● Material shown:
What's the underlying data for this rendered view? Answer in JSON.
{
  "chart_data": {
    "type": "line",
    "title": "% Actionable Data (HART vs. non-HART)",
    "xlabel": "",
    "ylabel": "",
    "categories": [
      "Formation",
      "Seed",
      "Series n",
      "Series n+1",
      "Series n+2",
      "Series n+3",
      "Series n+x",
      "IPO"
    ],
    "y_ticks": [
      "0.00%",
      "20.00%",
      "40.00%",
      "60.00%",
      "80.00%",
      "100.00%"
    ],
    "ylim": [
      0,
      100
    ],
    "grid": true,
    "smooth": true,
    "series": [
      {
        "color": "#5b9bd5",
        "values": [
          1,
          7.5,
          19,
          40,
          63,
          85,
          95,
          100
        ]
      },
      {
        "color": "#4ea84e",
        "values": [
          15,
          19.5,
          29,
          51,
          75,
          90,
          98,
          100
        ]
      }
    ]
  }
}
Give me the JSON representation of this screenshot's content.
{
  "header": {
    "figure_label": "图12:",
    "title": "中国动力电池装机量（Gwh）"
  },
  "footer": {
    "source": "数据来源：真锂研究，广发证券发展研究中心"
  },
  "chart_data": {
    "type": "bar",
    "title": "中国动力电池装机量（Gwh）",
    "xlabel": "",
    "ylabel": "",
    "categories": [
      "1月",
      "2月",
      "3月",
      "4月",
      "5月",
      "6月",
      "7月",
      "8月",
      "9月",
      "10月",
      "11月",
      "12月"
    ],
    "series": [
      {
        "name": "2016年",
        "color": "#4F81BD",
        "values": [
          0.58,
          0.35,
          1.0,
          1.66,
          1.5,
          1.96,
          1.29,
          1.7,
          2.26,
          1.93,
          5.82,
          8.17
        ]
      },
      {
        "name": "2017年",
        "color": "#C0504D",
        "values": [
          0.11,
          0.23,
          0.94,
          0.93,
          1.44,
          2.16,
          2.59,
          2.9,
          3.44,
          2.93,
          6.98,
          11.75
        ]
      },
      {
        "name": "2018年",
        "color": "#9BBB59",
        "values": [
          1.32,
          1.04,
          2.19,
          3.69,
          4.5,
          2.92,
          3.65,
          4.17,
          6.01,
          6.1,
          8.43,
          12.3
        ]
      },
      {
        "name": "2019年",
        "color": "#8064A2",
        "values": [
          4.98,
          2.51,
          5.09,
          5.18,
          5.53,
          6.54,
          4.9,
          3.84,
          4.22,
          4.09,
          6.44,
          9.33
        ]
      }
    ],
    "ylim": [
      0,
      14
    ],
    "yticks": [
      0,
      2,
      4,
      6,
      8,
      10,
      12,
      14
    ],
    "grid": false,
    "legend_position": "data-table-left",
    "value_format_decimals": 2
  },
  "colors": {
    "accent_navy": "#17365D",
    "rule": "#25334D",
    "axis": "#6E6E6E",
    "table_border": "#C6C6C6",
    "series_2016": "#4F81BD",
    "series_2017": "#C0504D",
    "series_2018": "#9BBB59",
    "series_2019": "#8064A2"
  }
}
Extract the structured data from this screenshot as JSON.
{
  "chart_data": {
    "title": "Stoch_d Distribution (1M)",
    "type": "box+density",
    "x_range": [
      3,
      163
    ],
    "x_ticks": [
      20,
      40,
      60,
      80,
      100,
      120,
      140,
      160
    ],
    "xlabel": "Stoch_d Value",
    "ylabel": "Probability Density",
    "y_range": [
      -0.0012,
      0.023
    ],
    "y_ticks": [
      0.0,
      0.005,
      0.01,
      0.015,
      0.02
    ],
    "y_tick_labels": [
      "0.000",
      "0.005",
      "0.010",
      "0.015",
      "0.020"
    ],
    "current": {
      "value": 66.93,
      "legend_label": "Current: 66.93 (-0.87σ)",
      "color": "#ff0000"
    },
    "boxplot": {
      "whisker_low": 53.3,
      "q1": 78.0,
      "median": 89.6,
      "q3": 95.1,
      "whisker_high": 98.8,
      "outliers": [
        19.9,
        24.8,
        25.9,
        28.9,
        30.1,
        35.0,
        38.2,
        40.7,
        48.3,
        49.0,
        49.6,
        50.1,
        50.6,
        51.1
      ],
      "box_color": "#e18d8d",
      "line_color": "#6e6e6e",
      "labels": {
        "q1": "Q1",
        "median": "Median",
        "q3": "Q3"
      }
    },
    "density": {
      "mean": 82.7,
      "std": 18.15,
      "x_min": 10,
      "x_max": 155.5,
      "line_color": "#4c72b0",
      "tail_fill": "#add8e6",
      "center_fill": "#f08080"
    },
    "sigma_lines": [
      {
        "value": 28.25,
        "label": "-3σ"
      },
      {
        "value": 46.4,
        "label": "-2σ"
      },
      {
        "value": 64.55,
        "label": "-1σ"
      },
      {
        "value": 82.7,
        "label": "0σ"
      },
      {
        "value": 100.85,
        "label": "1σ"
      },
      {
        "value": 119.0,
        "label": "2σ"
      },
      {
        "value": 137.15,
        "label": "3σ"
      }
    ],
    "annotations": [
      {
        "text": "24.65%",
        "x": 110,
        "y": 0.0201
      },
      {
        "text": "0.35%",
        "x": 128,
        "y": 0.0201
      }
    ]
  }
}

● Task instructions:
Transcribe every line of the data, exactly as it stands.

● Full output:
What's the underlying data for this rendered view? Answer in JSON.
{
  "chart_data": {
    "type": "line",
    "title": "% Actionable Data (HART vs. non-HART)",
    "xlabel": "",
    "ylabel": "",
    "categories": [
      "Formation",
      "Seed",
      "Series n",
      "Series n+1",
      "Series n+2",
      "Series n+3",
      "Series n+x",
      "IPO"
    ],
    "y_ticks": [
      "0.00%",
      "20.00%",
      "40.00%",
      "60.00%",
      "80.00%",
      "100.00%"
    ],
    "ylim": [
      0,
      100
    ],
    "grid": true,
    "smooth": true,
    "series": [
      {
        "color": "#5b9bd5",
        "values": [
          1,
          7.5,
          19,
          40,
          63,
          85,
          95,
          100
        ]
      },
      {
        "color": "#4ea84e",
        "values": [
          15,
          19.5,
          29,
          51,
          75,
          90,
          98,
          100
        ]
      }
    ]
  }
}
Give me the JSON representation of this screenshot's content.
{
  "header": {
    "figure_label": "图12:",
    "title": "中国动力电池装机量（Gwh）"
  },
  "footer": {
    "source": "数据来源：真锂研究，广发证券发展研究中心"
  },
  "chart_data": {
    "type": "bar",
    "title": "中国动力电池装机量（Gwh）",
    "xlabel": "",
    "ylabel": "",
    "categories": [
      "1月",
      "2月",
      "3月",
      "4月",
      "5月",
      "6月",
      "7月",
      "8月",
      "9月",
      "10月",
      "11月",
      "12月"
    ],
    "series": [
      {
        "name": "2016年",
        "color": "#4F81BD",
        "values": [
          0.58,
          0.35,
          1.0,
          1.66,
          1.5,
          1.96,
          1.29,
          1.7,
          2.26,
          1.93,
          5.82,
          8.17
        ]
      },
      {
        "name": "2017年",
        "color": "#C0504D",
        "values": [
          0.11,
          0.23,
          0.94,
          0.93,
          1.44,
          2.16,
          2.59,
          2.9,
          3.44,
          2.93,
          6.98,
          11.75
        ]
      },
      {
        "name": "2018年",
        "color": "#9BBB59",
        "values": [
          1.32,
          1.04,
          2.19,
          3.69,
          4.5,
          2.92,
          3.65,
          4.17,
          6.01,
          6.1,
          8.43,
          12.3
        ]
      },
      {
        "name": "2019年",
        "color": "#8064A2",
        "values": [
          4.98,
          2.51,
          5.09,
          5.18,
          5.53,
          6.54,
          4.9,
          3.84,
          4.22,
          4.09,
          6.44,
          9.33
        ]
      }
    ],
    "ylim": [
      0,
      14
    ],
    "yticks": [
      0,
      2,
      4,
      6,
      8,
      10,
      12,
      14
    ],
    "grid": false,
    "legend_position": "data-table-left",
    "value_format_decimals": 2
  },
  "colors": {
    "accent_navy": "#17365D",
    "rule": "#25334D",
    "axis": "#6E6E6E",
    "table_border": "#C6C6C6",
    "series_2016": "#4F81BD",
    "series_2017": "#C0504D",
    "series_2018": "#9BBB59",
    "series_2019": "#8064A2"
  }
}
Extract the structured data from this screenshot as JSON.
{
  "chart_data": {
    "title": "Stoch_d Distribution (1M)",
    "type": "box+density",
    "x_range": [
      3,
      163
    ],
    "x_ticks": [
      20,
      40,
      60,
      80,
      100,
      120,
      140,
      160
    ],
    "xlabel": "Stoch_d Value",
    "ylabel": "Probability Density",
    "y_range": [
      -0.0012,
      0.023
    ],
    "y_ticks": [
      0.0,
      0.005,
      0.01,
      0.015,
      0.02
    ],
    "y_tick_labels": [
      "0.000",
      "0.005",
      "0.010",
      "0.015",
      "0.020"
    ],
    "current": {
      "value": 66.93,
      "legend_label": "Current: 66.93 (-0.87σ)",
      "color": "#ff0000"
    },
    "boxplot": {
      "whisker_low": 53.3,
      "q1": 78.0,
      "median": 89.6,
      "q3": 95.1,
      "whisker_high": 98.8,
      "outliers": [
        19.9,
        24.8,
        25.9,
        28.9,
        30.1,
        35.0,
        38.2,
        40.7,
        48.3,
        49.0,
        49.6,
        50.1,
        50.6,
        51.1
      ],
      "box_color": "#e18d8d",
      "line_color": "#6e6e6e",
      "labels": {
        "q1": "Q1",
        "median": "Median",
        "q3": "Q3"
      }
    },
    "density": {
      "mean": 82.7,
      "std": 18.15,
      "x_min": 10,
      "x_max": 155.5,
      "line_color": "#4c72b0",
      "tail_fill": "#add8e6",
      "center_fill": "#f08080"
    },
    "sigma_lines": [
      {
        "value": 28.25,
        "label": "-3σ"
      },
      {
        "value": 46.4,
        "label": "-2σ"
      },
      {
        "value": 64.55,
        "label": "-1σ"
      },
      {
        "value": 82.7,
        "label": "0σ"
      },
      {
        "value": 100.85,
        "label": "1σ"
      },
      {
        "value": 119.0,
        "label": "2σ"
      },
      {
        "value": 137.15,
        "label": "3σ"
      }
    ],
    "annotations": [
      {
        "text": "24.65%",
        "x": 110,
        "y": 0.0201
      },
      {
        "text": "0.35%",
        "x": 128,
        "y": 0.0201
      }
    ]
  }
}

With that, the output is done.